--- What to produce ---
Retype the records below word for word and omit any image.

++++++++

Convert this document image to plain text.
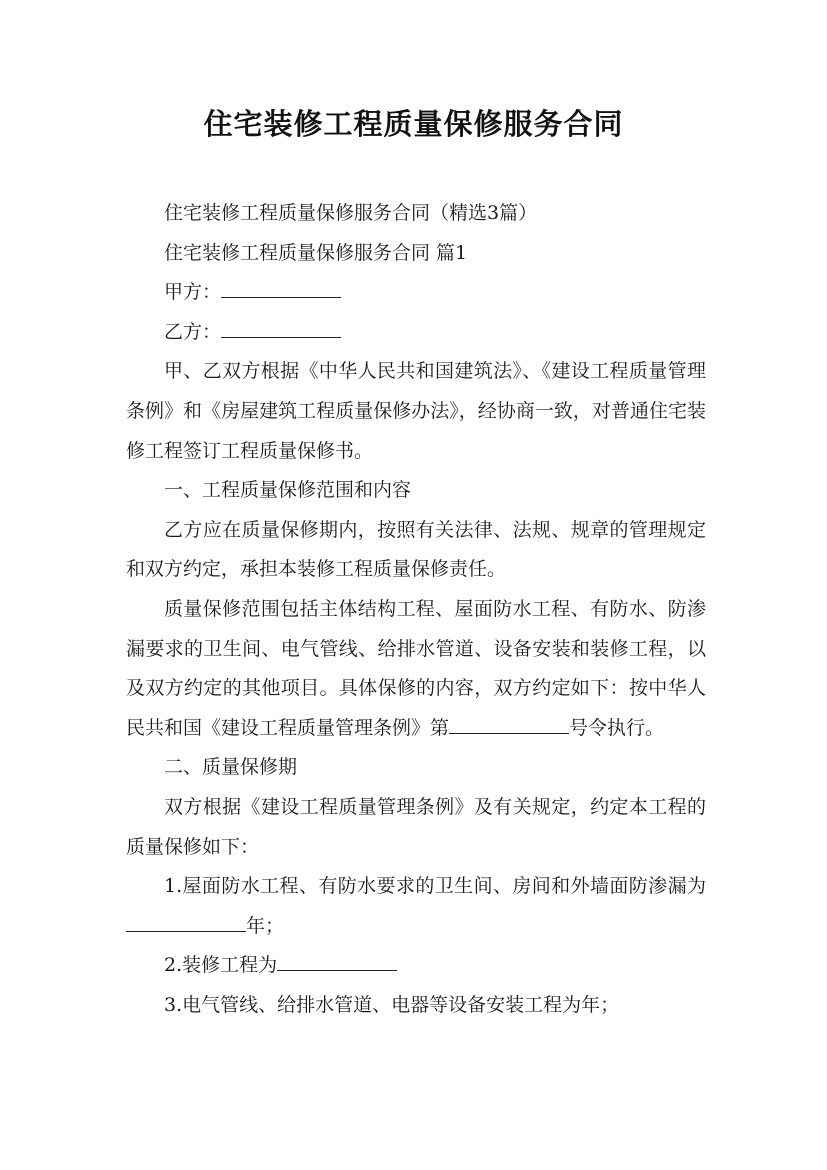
住宅装修工程质量保修服务合同

住宅装修工程质量保修服务合同（精选3篇）

住宅装修工程质量保修服务合同 篇1

甲方：

乙方：

甲、乙双方根据《中华人民共和国建筑法》、《建设工程质量管理条例》和《房屋建筑工程质量保修办法》，经协商一致，对普通住宅装修工程签订工程质量保修书。

一、工程质量保修范围和内容

乙方应在质量保修期内，按照有关法律、法规、规章的管理规定和双方约定，承担本装修工程质量保修责任。

质量保修范围包括主体结构工程、屋面防水工程、有防水、防渗漏要求的卫生间、电气管线、给排水管道、设备安装和装修工程，以及双方约定的其他项目。具体保修的内容，双方约定如下：按中华人民共和国《建设工程质量管理条例》第	号令执行。

二、质量保修期

双方根据《建设工程质量管理条例》及有关规定，约定本工程的质量保修如下：

1.屋面防水工程、有防水要求的卫生间、房间和外墙面防渗漏为年；

2.装修工程为

3.电气管线、给排水管道、电器等设备安装工程为年；
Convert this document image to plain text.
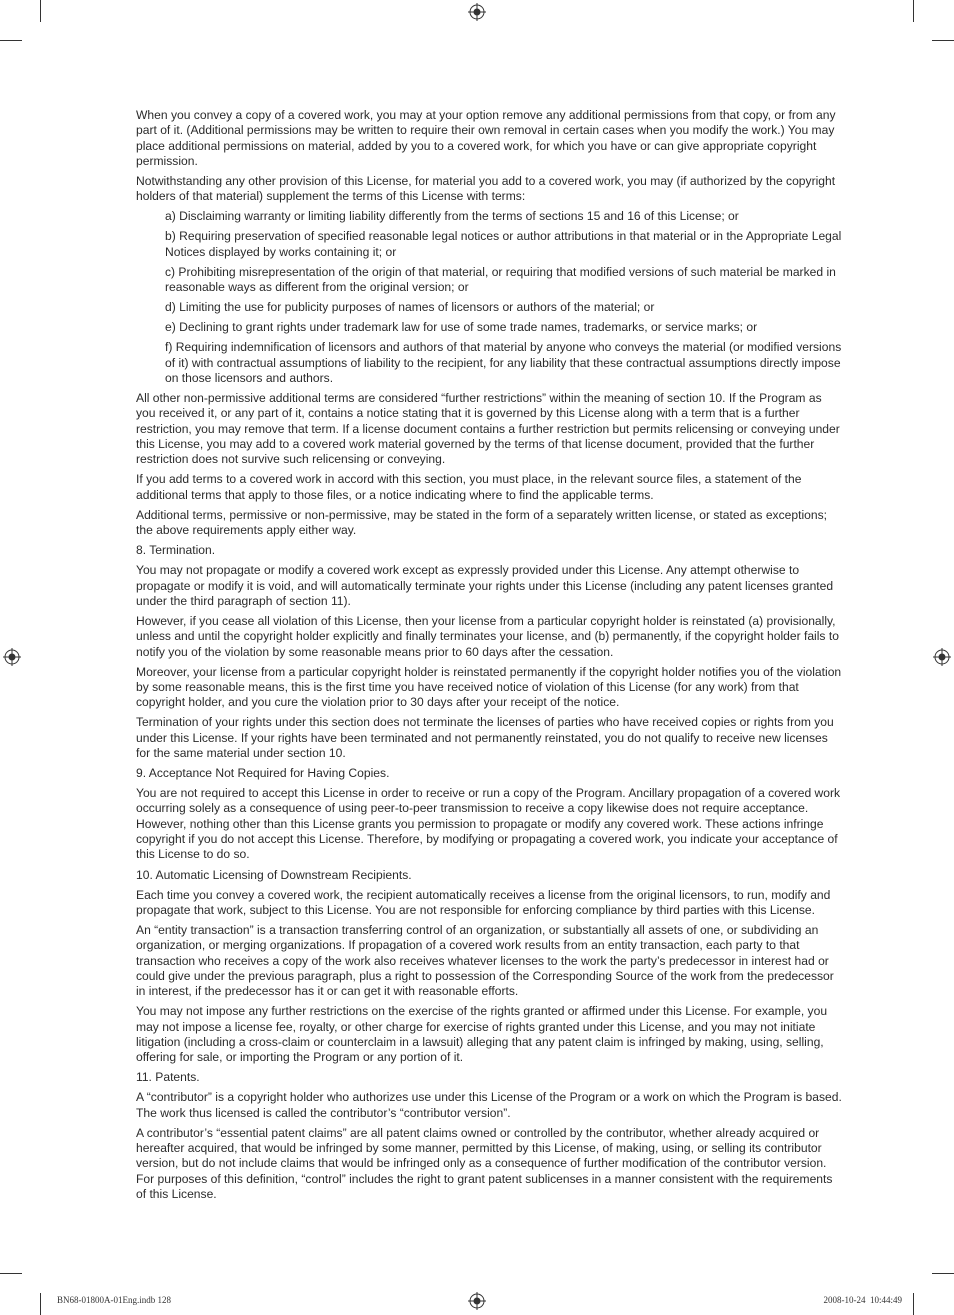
When you convey a copy of a covered work, you may at your option remove any additional permissions from that copy, or from any part of it. (Additional permissions may be written to require their own removal in certain cases when you modify the work.) You may place additional permissions on material, added by you to a covered work, for which you have or can give appropriate copyright permission.

Notwithstanding any other provision of this License, for material you add to a covered work, you may (if authorized by the copyright holders of that material) supplement the terms of this License with terms:

a) Disclaiming warranty or limiting liability differently from the terms of sections 15 and 16 of this License; or

b) Requiring preservation of specified reasonable legal notices or author attributions in that material or in the Appropriate Legal Notices displayed by works containing it; or

c) Prohibiting misrepresentation of the origin of that material, or requiring that modified versions of such material be marked in reasonable ways as different from the original version; or

d) Limiting the use for publicity purposes of names of licensors or authors of the material; or

e) Declining to grant rights under trademark law for use of some trade names, trademarks, or service marks; or

f) Requiring indemnification of licensors and authors of that material by anyone who conveys the material (or modified versions of it) with contractual assumptions of liability to the recipient, for any liability that these contractual assumptions directly impose on those licensors and authors.

All other non-permissive additional terms are considered “further restrictions” within the meaning of section 10. If the Program as you received it, or any part of it, contains a notice stating that it is governed by this License along with a term that is a further restriction, you may remove that term. If a license document contains a further restriction but permits relicensing or conveying under this License, you may add to a covered work material governed by the terms of that license document, provided that the further restriction does not survive such relicensing or conveying.

If you add terms to a covered work in accord with this section, you must place, in the relevant source files, a statement of the additional terms that apply to those files, or a notice indicating where to find the applicable terms.

Additional terms, permissive or non-permissive, may be stated in the form of a separately written license, or stated as exceptions; the above requirements apply either way.

8. Termination.

You may not propagate or modify a covered work except as expressly provided under this License. Any attempt otherwise to propagate or modify it is void, and will automatically terminate your rights under this License (including any patent licenses granted under the third paragraph of section 11).

However, if you cease all violation of this License, then your license from a particular copyright holder is reinstated (a) provisionally, unless and until the copyright holder explicitly and finally terminates your license, and (b) permanently, if the copyright holder fails to notify you of the violation by some reasonable means prior to 60 days after the cessation.

Moreover, your license from a particular copyright holder is reinstated permanently if the copyright holder notifies you of the violation by some reasonable means, this is the first time you have received notice of violation of this License (for any work) from that copyright holder, and you cure the violation prior to 30 days after your receipt of the notice.

Termination of your rights under this section does not terminate the licenses of parties who have received copies or rights from you under this License. If your rights have been terminated and not permanently reinstated, you do not qualify to receive new licenses for the same material under section 10.

9. Acceptance Not Required for Having Copies.

You are not required to accept this License in order to receive or run a copy of the Program. Ancillary propagation of a covered work occurring solely as a consequence of using peer-to-peer transmission to receive a copy likewise does not require acceptance. However, nothing other than this License grants you permission to propagate or modify any covered work. These actions infringe copyright if you do not accept this License. Therefore, by modifying or propagating a covered work, you indicate your acceptance of this License to do so.

10. Automatic Licensing of Downstream Recipients.

Each time you convey a covered work, the recipient automatically receives a license from the original licensors, to run, modify and propagate that work, subject to this License. You are not responsible for enforcing compliance by third parties with this License.

An “entity transaction” is a transaction transferring control of an organization, or substantially all assets of one, or subdividing an organization, or merging organizations. If propagation of a covered work results from an entity transaction, each party to that transaction who receives a copy of the work also receives whatever licenses to the work the party’s predecessor in interest had or could give under the previous paragraph, plus a right to possession of the Corresponding Source of the work from the predecessor in interest, if the predecessor has it or can get it with reasonable efforts.

You may not impose any further restrictions on the exercise of the rights granted or affirmed under this License. For example, you may not impose a license fee, royalty, or other charge for exercise of rights granted under this License, and you may not initiate litigation (including a cross-claim or counterclaim in a lawsuit) alleging that any patent claim is infringed by making, using, selling, offering for sale, or importing the Program or any portion of it.

11. Patents.

A “contributor” is a copyright holder who authorizes use under this License of the Program or a work on which the Program is based. The work thus licensed is called the contributor’s “contributor version”.

A contributor’s “essential patent claims” are all patent claims owned or controlled by the contributor, whether already acquired or hereafter acquired, that would be infringed by some manner, permitted by this License, of making, using, or selling its contributor version, but do not include claims that would be infringed only as a consequence of further modification of the contributor version. For purposes of this definition, “control” includes the right to grant patent sublicenses in a manner consistent with the requirements of this License.

BN68-01800A-01Eng.indb 128	2008-10-24 ︎︎ 10:44:49
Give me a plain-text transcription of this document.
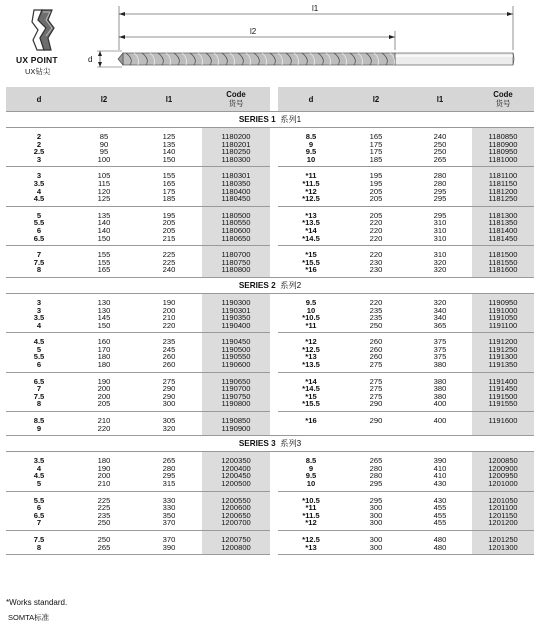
UX POINT
UX钻尖
l1
l2
d
d	l2	l1	Code
货号		d	l2	l1	Code
货号
SERIES 1 系列1								

2	85	125	1180200		8.5	165	240	1180850
2	90	135	1180201		9	175	250	1180900
2.5	95	140	1180250		9.5	175	250	1180950
3	100	150	1180300		10	185	265	1181000

3	105	155	1180301		*11	195	280	1181100
3.5	115	165	1180350		*11.5	195	280	1181150
4	120	175	1180400		*12	205	295	1181200
4.5	125	185	1180450		*12.5	205	295	1181250

5	135	195	1180500		*13	205	295	1181300
5.5	140	205	1180550		*13.5	220	310	1181350
6	140	205	1180600		*14	220	310	1181400
6.5	150	215	1180650		*14.5	220	310	1181450

7	155	225	1180700		*15	220	310	1181500
7.5	155	225	1180750		*15.5	230	320	1181550
8	165	240	1180800		*16	230	320	1181600

SERIES 2 系列2								

3	130	190	1190300		9.5	220	320	1190950
3	130	200	1190301		10	235	340	1191000
3.5	145	210	1190350		*10.5	235	340	1191050
4	150	220	1190400		*11	250	365	1191100

4.5	160	235	1190450		*12	260	375	1191200
5	170	245	1190500		*12.5	260	375	1191250
5.5	180	260	1190550		*13	260	375	1191300
6	180	260	1190600		*13.5	275	380	1191350

6.5	190	275	1190650		*14	275	380	1191400
7	200	290	1190700		*14.5	275	380	1191450
7.5	200	290	1190750		*15	275	380	1191500
8	205	300	1190800		*15.5	290	400	1191550

8.5	210	305	1190850		*16	290	400	1191600
9	220	320	1190900					

SERIES 3 系列3								

3.5	180	265	1200350		8.5	265	390	1200850
4	190	280	1200400		9	280	410	1200900
4.5	200	295	1200450		9.5	280	410	1200950
5	210	315	1200500		10	295	430	1201000

5.5	225	330	1200550		*10.5	295	430	1201050
6	225	330	1200600		*11	300	455	1201100
6.5	235	350	1200650		*11.5	300	455	1201150
7	250	370	1200700		*12	300	455	1201200

7.5	250	370	1200750		*12.5	300	480	1201250
8	265	390	1200800		*13	300	480	1201300

*Works standard.
SOMTA标准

++++++++

--- Full answer ---
Convert this document image to plain text.
住宅装修工程质量保修服务合同

住宅装修工程质量保修服务合同（精选3篇）

住宅装修工程质量保修服务合同 篇1

甲方：

乙方：

甲、乙双方根据《中华人民共和国建筑法》、《建设工程质量管理条例》和《房屋建筑工程质量保修办法》，经协商一致，对普通住宅装修工程签订工程质量保修书。

一、工程质量保修范围和内容

乙方应在质量保修期内，按照有关法律、法规、规章的管理规定和双方约定，承担本装修工程质量保修责任。

质量保修范围包括主体结构工程、屋面防水工程、有防水、防渗漏要求的卫生间、电气管线、给排水管道、设备安装和装修工程，以及双方约定的其他项目。具体保修的内容，双方约定如下：按中华人民共和国《建设工程质量管理条例》第	号令执行。

二、质量保修期

双方根据《建设工程质量管理条例》及有关规定，约定本工程的质量保修如下：

1.屋面防水工程、有防水要求的卫生间、房间和外墙面防渗漏为年；

2.装修工程为

3.电气管线、给排水管道、电器等设备安装工程为年；
Convert this document image to plain text.
When you convey a copy of a covered work, you may at your option remove any additional permissions from that copy, or from any part of it. (Additional permissions may be written to require their own removal in certain cases when you modify the work.) You may place additional permissions on material, added by you to a covered work, for which you have or can give appropriate copyright permission.

Notwithstanding any other provision of this License, for material you add to a covered work, you may (if authorized by the copyright holders of that material) supplement the terms of this License with terms:

a) Disclaiming warranty or limiting liability differently from the terms of sections 15 and 16 of this License; or

b) Requiring preservation of specified reasonable legal notices or author attributions in that material or in the Appropriate Legal Notices displayed by works containing it; or

c) Prohibiting misrepresentation of the origin of that material, or requiring that modified versions of such material be marked in reasonable ways as different from the original version; or

d) Limiting the use for publicity purposes of names of licensors or authors of the material; or

e) Declining to grant rights under trademark law for use of some trade names, trademarks, or service marks; or

f) Requiring indemnification of licensors and authors of that material by anyone who conveys the material (or modified versions of it) with contractual assumptions of liability to the recipient, for any liability that these contractual assumptions directly impose on those licensors and authors.

All other non-permissive additional terms are considered “further restrictions” within the meaning of section 10. If the Program as you received it, or any part of it, contains a notice stating that it is governed by this License along with a term that is a further restriction, you may remove that term. If a license document contains a further restriction but permits relicensing or conveying under this License, you may add to a covered work material governed by the terms of that license document, provided that the further restriction does not survive such relicensing or conveying.

If you add terms to a covered work in accord with this section, you must place, in the relevant source files, a statement of the additional terms that apply to those files, or a notice indicating where to find the applicable terms.

Additional terms, permissive or non-permissive, may be stated in the form of a separately written license, or stated as exceptions; the above requirements apply either way.

8. Termination.

You may not propagate or modify a covered work except as expressly provided under this License. Any attempt otherwise to propagate or modify it is void, and will automatically terminate your rights under this License (including any patent licenses granted under the third paragraph of section 11).

However, if you cease all violation of this License, then your license from a particular copyright holder is reinstated (a) provisionally, unless and until the copyright holder explicitly and finally terminates your license, and (b) permanently, if the copyright holder fails to notify you of the violation by some reasonable means prior to 60 days after the cessation.

Moreover, your license from a particular copyright holder is reinstated permanently if the copyright holder notifies you of the violation by some reasonable means, this is the first time you have received notice of violation of this License (for any work) from that copyright holder, and you cure the violation prior to 30 days after your receipt of the notice.

Termination of your rights under this section does not terminate the licenses of parties who have received copies or rights from you under this License. If your rights have been terminated and not permanently reinstated, you do not qualify to receive new licenses for the same material under section 10.

9. Acceptance Not Required for Having Copies.

You are not required to accept this License in order to receive or run a copy of the Program. Ancillary propagation of a covered work occurring solely as a consequence of using peer-to-peer transmission to receive a copy likewise does not require acceptance. However, nothing other than this License grants you permission to propagate or modify any covered work. These actions infringe copyright if you do not accept this License. Therefore, by modifying or propagating a covered work, you indicate your acceptance of this License to do so.

10. Automatic Licensing of Downstream Recipients.

Each time you convey a covered work, the recipient automatically receives a license from the original licensors, to run, modify and propagate that work, subject to this License. You are not responsible for enforcing compliance by third parties with this License.

An “entity transaction” is a transaction transferring control of an organization, or substantially all assets of one, or subdividing an organization, or merging organizations. If propagation of a covered work results from an entity transaction, each party to that transaction who receives a copy of the work also receives whatever licenses to the work the party’s predecessor in interest had or could give under the previous paragraph, plus a right to possession of the Corresponding Source of the work from the predecessor in interest, if the predecessor has it or can get it with reasonable efforts.

You may not impose any further restrictions on the exercise of the rights granted or affirmed under this License. For example, you may not impose a license fee, royalty, or other charge for exercise of rights granted under this License, and you may not initiate litigation (including a cross-claim or counterclaim in a lawsuit) alleging that any patent claim is infringed by making, using, selling, offering for sale, or importing the Program or any portion of it.

11. Patents.

A “contributor” is a copyright holder who authorizes use under this License of the Program or a work on which the Program is based. The work thus licensed is called the contributor’s “contributor version”.

A contributor’s “essential patent claims” are all patent claims owned or controlled by the contributor, whether already acquired or hereafter acquired, that would be infringed by some manner, permitted by this License, of making, using, or selling its contributor version, but do not include claims that would be infringed only as a consequence of further modification of the contributor version. For purposes of this definition, “control” includes the right to grant patent sublicenses in a manner consistent with the requirements of this License.

BN68-01800A-01Eng.indb 128	2008-10-24 ︎︎ 10:44:49
Give me a plain-text transcription of this document.
UX POINT
UX钻尖
l1
l2
d
d	l2	l1	Code
货号		d	l2	l1	Code
货号
SERIES 1 系列1								

2	85	125	1180200		8.5	165	240	1180850
2	90	135	1180201		9	175	250	1180900
2.5	95	140	1180250		9.5	175	250	1180950
3	100	150	1180300		10	185	265	1181000

3	105	155	1180301		*11	195	280	1181100
3.5	115	165	1180350		*11.5	195	280	1181150
4	120	175	1180400		*12	205	295	1181200
4.5	125	185	1180450		*12.5	205	295	1181250

5	135	195	1180500		*13	205	295	1181300
5.5	140	205	1180550		*13.5	220	310	1181350
6	140	205	1180600		*14	220	310	1181400
6.5	150	215	1180650		*14.5	220	310	1181450

7	155	225	1180700		*15	220	310	1181500
7.5	155	225	1180750		*15.5	230	320	1181550
8	165	240	1180800		*16	230	320	1181600

SERIES 2 系列2								

3	130	190	1190300		9.5	220	320	1190950
3	130	200	1190301		10	235	340	1191000
3.5	145	210	1190350		*10.5	235	340	1191050
4	150	220	1190400		*11	250	365	1191100

4.5	160	235	1190450		*12	260	375	1191200
5	170	245	1190500		*12.5	260	375	1191250
5.5	180	260	1190550		*13	260	375	1191300
6	180	260	1190600		*13.5	275	380	1191350

6.5	190	275	1190650		*14	275	380	1191400
7	200	290	1190700		*14.5	275	380	1191450
7.5	200	290	1190750		*15	275	380	1191500
8	205	300	1190800		*15.5	290	400	1191550

8.5	210	305	1190850		*16	290	400	1191600
9	220	320	1190900					

SERIES 3 系列3								

3.5	180	265	1200350		8.5	265	390	1200850
4	190	280	1200400		9	280	410	1200900
4.5	200	295	1200450		9.5	280	410	1200950
5	210	315	1200500		10	295	430	1201000

5.5	225	330	1200550		*10.5	295	430	1201050
6	225	330	1200600		*11	300	455	1201100
6.5	235	350	1200650		*11.5	300	455	1201150
7	250	370	1200700		*12	300	455	1201200

7.5	250	370	1200750		*12.5	300	480	1201250
8	265	390	1200800		*13	300	480	1201300

*Works standard.
SOMTA标准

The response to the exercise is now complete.